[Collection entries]
--

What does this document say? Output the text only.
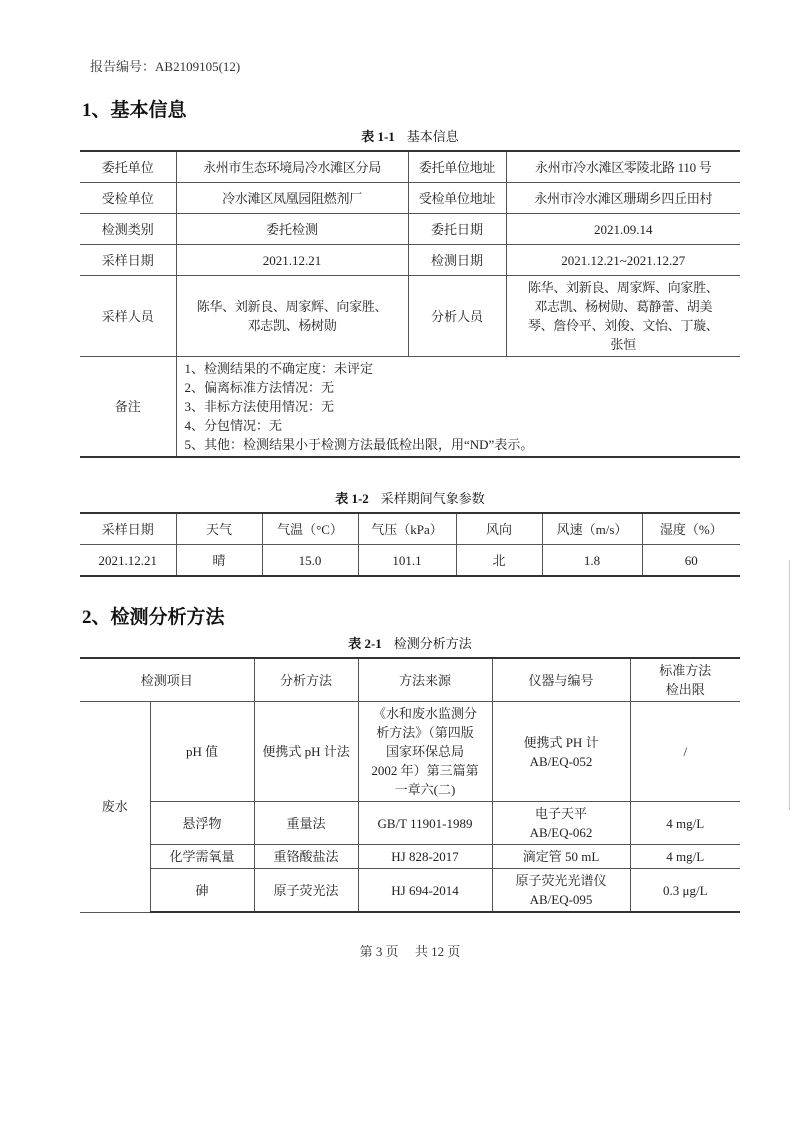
报告编号：AB2109105(12)
1、基本信息
表 1-1 基本信息
委托单位	永州市生态环境局冷水滩区分局	委托单位地址	永州市冷水滩区零陵北路 110 号
受检单位	冷水滩区凤凰园阻燃剂厂	受检单位地址	永州市冷水滩区珊瑚乡四丘田村
检测类别	委托检测	委托日期	2021.09.14
采样日期	2021.12.21	检测日期	2021.12.21~2021.12.27
采样人员	陈华、刘新良、周家辉、向家胜、
邓志凯、杨树勋	分析人员	陈华、刘新良、周家辉、向家胜、
邓志凯、杨树勋、葛静蕾、胡美
琴、詹伶平、刘俊、文怡、丁璇、
张恒

备注	1、检测结果的不确定度：未评定
2、偏离标准方法情况：无
3、非标方法使用情况：无
4、分包情况：无
5、其他：检测结果小于检测方法最低检出限，用“ND”表示。		
表 1-2 采样期间气象参数
采样日期	天气	气温（°C）	气压（kPa）	风向	风速（m/s）	湿度（%）
2021.12.21	晴	15.0	101.1	北	1.8	60
2、检测分析方法
表 2-1 检测分析方法
检测项目		分析方法	方法来源	仪器与编号	标准方法
检出限

废水	pH 值	便携式 pH 计法	《水和废水监测分
析方法》（第四版
国家环保总局
2002 年）第三篇第
一章六(二)	便携式 PH 计
AB/EQ-052	/
	悬浮物	重量法	GB/T 11901-1989	电子天平
AB/EQ-062	4 mg/L
	化学需氧量	重铬酸盐法	HJ 828-2017	滴定管 50 mL	4 mg/L
	砷	原子荧光法	HJ 694-2014	原子荧光光谱仪
AB/EQ-095	0.3 μg/L
第 3 页 共 12 页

--

Copy, from the material, each line that holds the string "采样日期".

采样日期	2021.12.21	检测日期	2021.12.21~2021.12.27
采样日期	天气	气温（°C）	气压（kPa）	风向	风速（m/s）	湿度（%）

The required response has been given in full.